Each record must be retyped in full. No character may differ.

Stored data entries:
Start

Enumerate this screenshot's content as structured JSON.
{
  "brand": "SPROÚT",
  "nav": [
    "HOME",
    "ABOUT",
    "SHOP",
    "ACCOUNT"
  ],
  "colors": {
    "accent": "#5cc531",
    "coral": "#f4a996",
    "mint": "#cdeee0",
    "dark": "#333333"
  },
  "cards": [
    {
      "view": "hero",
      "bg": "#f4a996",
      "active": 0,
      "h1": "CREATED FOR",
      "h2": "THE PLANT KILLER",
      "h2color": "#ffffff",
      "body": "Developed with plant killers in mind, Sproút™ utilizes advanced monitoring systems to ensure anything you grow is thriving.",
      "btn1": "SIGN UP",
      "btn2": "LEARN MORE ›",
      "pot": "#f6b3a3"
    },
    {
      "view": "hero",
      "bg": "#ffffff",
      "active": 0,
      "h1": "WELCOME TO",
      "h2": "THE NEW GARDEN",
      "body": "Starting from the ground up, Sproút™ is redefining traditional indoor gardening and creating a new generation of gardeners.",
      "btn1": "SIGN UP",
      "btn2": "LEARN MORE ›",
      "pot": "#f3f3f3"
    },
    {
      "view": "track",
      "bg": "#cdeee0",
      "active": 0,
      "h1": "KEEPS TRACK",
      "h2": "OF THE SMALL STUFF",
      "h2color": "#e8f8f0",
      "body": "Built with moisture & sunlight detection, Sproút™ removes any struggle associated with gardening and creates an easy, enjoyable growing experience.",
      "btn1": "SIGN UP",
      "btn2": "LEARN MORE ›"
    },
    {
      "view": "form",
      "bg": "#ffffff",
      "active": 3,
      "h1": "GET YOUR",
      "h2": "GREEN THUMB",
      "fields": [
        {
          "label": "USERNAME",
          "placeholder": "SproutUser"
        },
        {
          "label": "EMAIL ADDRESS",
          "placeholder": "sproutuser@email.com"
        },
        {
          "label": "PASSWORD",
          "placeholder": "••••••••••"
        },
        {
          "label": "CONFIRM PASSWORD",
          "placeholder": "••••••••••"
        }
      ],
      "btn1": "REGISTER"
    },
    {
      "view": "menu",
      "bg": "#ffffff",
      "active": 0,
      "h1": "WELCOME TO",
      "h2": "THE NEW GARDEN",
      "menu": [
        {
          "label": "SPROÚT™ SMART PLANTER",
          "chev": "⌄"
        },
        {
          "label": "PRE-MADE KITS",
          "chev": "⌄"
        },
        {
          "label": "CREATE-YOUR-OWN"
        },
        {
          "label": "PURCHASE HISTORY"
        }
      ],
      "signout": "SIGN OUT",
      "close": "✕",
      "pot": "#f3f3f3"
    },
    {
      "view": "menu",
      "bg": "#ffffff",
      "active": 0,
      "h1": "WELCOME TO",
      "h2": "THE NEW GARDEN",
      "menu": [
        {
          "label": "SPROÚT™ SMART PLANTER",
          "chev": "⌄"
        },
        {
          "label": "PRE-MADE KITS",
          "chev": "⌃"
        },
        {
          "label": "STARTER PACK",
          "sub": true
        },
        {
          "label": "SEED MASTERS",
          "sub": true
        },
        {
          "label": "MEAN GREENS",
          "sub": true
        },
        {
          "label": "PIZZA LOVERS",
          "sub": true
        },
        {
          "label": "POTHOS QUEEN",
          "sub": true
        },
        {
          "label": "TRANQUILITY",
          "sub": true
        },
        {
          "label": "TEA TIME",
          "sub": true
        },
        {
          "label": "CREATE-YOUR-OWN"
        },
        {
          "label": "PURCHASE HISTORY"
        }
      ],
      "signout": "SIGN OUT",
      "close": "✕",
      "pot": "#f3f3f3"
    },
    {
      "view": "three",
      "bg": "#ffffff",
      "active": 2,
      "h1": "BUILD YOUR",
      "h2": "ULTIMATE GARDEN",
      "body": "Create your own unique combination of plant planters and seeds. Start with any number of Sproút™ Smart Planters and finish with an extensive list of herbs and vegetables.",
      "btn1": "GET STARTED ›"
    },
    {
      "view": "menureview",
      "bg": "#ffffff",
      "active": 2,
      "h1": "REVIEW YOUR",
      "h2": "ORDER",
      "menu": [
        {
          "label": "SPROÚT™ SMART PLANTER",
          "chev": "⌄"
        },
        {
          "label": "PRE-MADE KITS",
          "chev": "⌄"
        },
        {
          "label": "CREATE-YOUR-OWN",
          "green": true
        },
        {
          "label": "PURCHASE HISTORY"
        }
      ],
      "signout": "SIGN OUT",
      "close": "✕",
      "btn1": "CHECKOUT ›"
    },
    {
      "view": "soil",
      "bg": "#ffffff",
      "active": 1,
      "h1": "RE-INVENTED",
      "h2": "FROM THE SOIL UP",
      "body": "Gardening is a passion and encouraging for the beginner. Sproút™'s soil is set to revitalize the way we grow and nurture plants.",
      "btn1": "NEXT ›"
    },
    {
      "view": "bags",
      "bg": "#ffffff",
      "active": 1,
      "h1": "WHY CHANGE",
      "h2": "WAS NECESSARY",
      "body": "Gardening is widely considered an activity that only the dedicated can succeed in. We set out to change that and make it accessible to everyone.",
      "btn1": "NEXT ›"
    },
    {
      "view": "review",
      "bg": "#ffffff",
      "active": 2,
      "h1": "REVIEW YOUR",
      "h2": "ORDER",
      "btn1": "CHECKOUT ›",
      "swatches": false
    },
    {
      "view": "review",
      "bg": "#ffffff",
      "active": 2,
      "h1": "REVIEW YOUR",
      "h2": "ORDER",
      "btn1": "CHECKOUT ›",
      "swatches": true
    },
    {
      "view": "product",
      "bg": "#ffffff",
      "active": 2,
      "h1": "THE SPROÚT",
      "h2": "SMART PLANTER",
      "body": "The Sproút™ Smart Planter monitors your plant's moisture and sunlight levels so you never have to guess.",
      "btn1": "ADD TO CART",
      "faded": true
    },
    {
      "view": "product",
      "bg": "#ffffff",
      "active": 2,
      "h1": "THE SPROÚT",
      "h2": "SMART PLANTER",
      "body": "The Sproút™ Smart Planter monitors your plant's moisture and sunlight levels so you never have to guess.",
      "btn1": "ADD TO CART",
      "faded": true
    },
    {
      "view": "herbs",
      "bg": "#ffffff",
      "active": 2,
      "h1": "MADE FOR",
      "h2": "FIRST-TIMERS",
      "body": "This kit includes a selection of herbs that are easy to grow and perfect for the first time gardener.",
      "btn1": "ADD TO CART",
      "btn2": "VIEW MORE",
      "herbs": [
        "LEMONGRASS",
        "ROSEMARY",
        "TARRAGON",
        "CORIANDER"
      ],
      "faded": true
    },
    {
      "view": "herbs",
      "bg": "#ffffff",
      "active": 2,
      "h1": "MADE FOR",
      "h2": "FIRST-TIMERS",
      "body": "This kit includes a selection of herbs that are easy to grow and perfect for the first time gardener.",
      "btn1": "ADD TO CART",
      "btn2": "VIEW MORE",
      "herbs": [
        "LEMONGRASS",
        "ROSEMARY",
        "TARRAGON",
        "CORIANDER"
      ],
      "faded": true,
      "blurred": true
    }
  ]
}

End

*SOLUTION TO THIS PROBLEM:*
Enumerate this screenshot's content as structured JSON.
{
  "brand": "SPROÚT",
  "nav": [
    "HOME",
    "ABOUT",
    "SHOP",
    "ACCOUNT"
  ],
  "colors": {
    "accent": "#5cc531",
    "coral": "#f4a996",
    "mint": "#cdeee0",
    "dark": "#333333"
  },
  "cards": [
    {
      "view": "hero",
      "bg": "#f4a996",
      "active": 0,
      "h1": "CREATED FOR",
      "h2": "THE PLANT KILLER",
      "h2color": "#ffffff",
      "body": "Developed with plant killers in mind, Sproút™ utilizes advanced monitoring systems to ensure anything you grow is thriving.",
      "btn1": "SIGN UP",
      "btn2": "LEARN MORE ›",
      "pot": "#f6b3a3"
    },
    {
      "view": "hero",
      "bg": "#ffffff",
      "active": 0,
      "h1": "WELCOME TO",
      "h2": "THE NEW GARDEN",
      "body": "Starting from the ground up, Sproút™ is redefining traditional indoor gardening and creating a new generation of gardeners.",
      "btn1": "SIGN UP",
      "btn2": "LEARN MORE ›",
      "pot": "#f3f3f3"
    },
    {
      "view": "track",
      "bg": "#cdeee0",
      "active": 0,
      "h1": "KEEPS TRACK",
      "h2": "OF THE SMALL STUFF",
      "h2color": "#e8f8f0",
      "body": "Built with moisture & sunlight detection, Sproút™ removes any struggle associated with gardening and creates an easy, enjoyable growing experience.",
      "btn1": "SIGN UP",
      "btn2": "LEARN MORE ›"
    },
    {
      "view": "form",
      "bg": "#ffffff",
      "active": 3,
      "h1": "GET YOUR",
      "h2": "GREEN THUMB",
      "fields": [
        {
          "label": "USERNAME",
          "placeholder": "SproutUser"
        },
        {
          "label": "EMAIL ADDRESS",
          "placeholder": "sproutuser@email.com"
        },
        {
          "label": "PASSWORD",
          "placeholder": "••••••••••"
        },
        {
          "label": "CONFIRM PASSWORD",
          "placeholder": "••••••••••"
        }
      ],
      "btn1": "REGISTER"
    },
    {
      "view": "menu",
      "bg": "#ffffff",
      "active": 0,
      "h1": "WELCOME TO",
      "h2": "THE NEW GARDEN",
      "menu": [
        {
          "label": "SPROÚT™ SMART PLANTER",
          "chev": "⌄"
        },
        {
          "label": "PRE-MADE KITS",
          "chev": "⌄"
        },
        {
          "label": "CREATE-YOUR-OWN"
        },
        {
          "label": "PURCHASE HISTORY"
        }
      ],
      "signout": "SIGN OUT",
      "close": "✕",
      "pot": "#f3f3f3"
    },
    {
      "view": "menu",
      "bg": "#ffffff",
      "active": 0,
      "h1": "WELCOME TO",
      "h2": "THE NEW GARDEN",
      "menu": [
        {
          "label": "SPROÚT™ SMART PLANTER",
          "chev": "⌄"
        },
        {
          "label": "PRE-MADE KITS",
          "chev": "⌃"
        },
        {
          "label": "STARTER PACK",
          "sub": true
        },
        {
          "label": "SEED MASTERS",
          "sub": true
        },
        {
          "label": "MEAN GREENS",
          "sub": true
        },
        {
          "label": "PIZZA LOVERS",
          "sub": true
        },
        {
          "label": "POTHOS QUEEN",
          "sub": true
        },
        {
          "label": "TRANQUILITY",
          "sub": true
        },
        {
          "label": "TEA TIME",
          "sub": true
        },
        {
          "label": "CREATE-YOUR-OWN"
        },
        {
          "label": "PURCHASE HISTORY"
        }
      ],
      "signout": "SIGN OUT",
      "close": "✕",
      "pot": "#f3f3f3"
    },
    {
      "view": "three",
      "bg": "#ffffff",
      "active": 2,
      "h1": "BUILD YOUR",
      "h2": "ULTIMATE GARDEN",
      "body": "Create your own unique combination of plant planters and seeds. Start with any number of Sproút™ Smart Planters and finish with an extensive list of herbs and vegetables.",
      "btn1": "GET STARTED ›"
    },
    {
      "view": "menureview",
      "bg": "#ffffff",
      "active": 2,
      "h1": "REVIEW YOUR",
      "h2": "ORDER",
      "menu": [
        {
          "label": "SPROÚT™ SMART PLANTER",
          "chev": "⌄"
        },
        {
          "label": "PRE-MADE KITS",
          "chev": "⌄"
        },
        {
          "label": "CREATE-YOUR-OWN",
          "green": true
        },
        {
          "label": "PURCHASE HISTORY"
        }
      ],
      "signout": "SIGN OUT",
      "close": "✕",
      "btn1": "CHECKOUT ›"
    },
    {
      "view": "soil",
      "bg": "#ffffff",
      "active": 1,
      "h1": "RE-INVENTED",
      "h2": "FROM THE SOIL UP",
      "body": "Gardening is a passion and encouraging for the beginner. Sproút™'s soil is set to revitalize the way we grow and nurture plants.",
      "btn1": "NEXT ›"
    },
    {
      "view": "bags",
      "bg": "#ffffff",
      "active": 1,
      "h1": "WHY CHANGE",
      "h2": "WAS NECESSARY",
      "body": "Gardening is widely considered an activity that only the dedicated can succeed in. We set out to change that and make it accessible to everyone.",
      "btn1": "NEXT ›"
    },
    {
      "view": "review",
      "bg": "#ffffff",
      "active": 2,
      "h1": "REVIEW YOUR",
      "h2": "ORDER",
      "btn1": "CHECKOUT ›",
      "swatches": false
    },
    {
      "view": "review",
      "bg": "#ffffff",
      "active": 2,
      "h1": "REVIEW YOUR",
      "h2": "ORDER",
      "btn1": "CHECKOUT ›",
      "swatches": true
    },
    {
      "view": "product",
      "bg": "#ffffff",
      "active": 2,
      "h1": "THE SPROÚT",
      "h2": "SMART PLANTER",
      "body": "The Sproút™ Smart Planter monitors your plant's moisture and sunlight levels so you never have to guess.",
      "btn1": "ADD TO CART",
      "faded": true
    },
    {
      "view": "product",
      "bg": "#ffffff",
      "active": 2,
      "h1": "THE SPROÚT",
      "h2": "SMART PLANTER",
      "body": "The Sproút™ Smart Planter monitors your plant's moisture and sunlight levels so you never have to guess.",
      "btn1": "ADD TO CART",
      "faded": true
    },
    {
      "view": "herbs",
      "bg": "#ffffff",
      "active": 2,
      "h1": "MADE FOR",
      "h2": "FIRST-TIMERS",
      "body": "This kit includes a selection of herbs that are easy to grow and perfect for the first time gardener.",
      "btn1": "ADD TO CART",
      "btn2": "VIEW MORE",
      "herbs": [
        "LEMONGRASS",
        "ROSEMARY",
        "TARRAGON",
        "CORIANDER"
      ],
      "faded": true
    },
    {
      "view": "herbs",
      "bg": "#ffffff",
      "active": 2,
      "h1": "MADE FOR",
      "h2": "FIRST-TIMERS",
      "body": "This kit includes a selection of herbs that are easy to grow and perfect for the first time gardener.",
      "btn1": "ADD TO CART",
      "btn2": "VIEW MORE",
      "herbs": [
        "LEMONGRASS",
        "ROSEMARY",
        "TARRAGON",
        "CORIANDER"
      ],
      "faded": true,
      "blurred": true
    }
  ]
}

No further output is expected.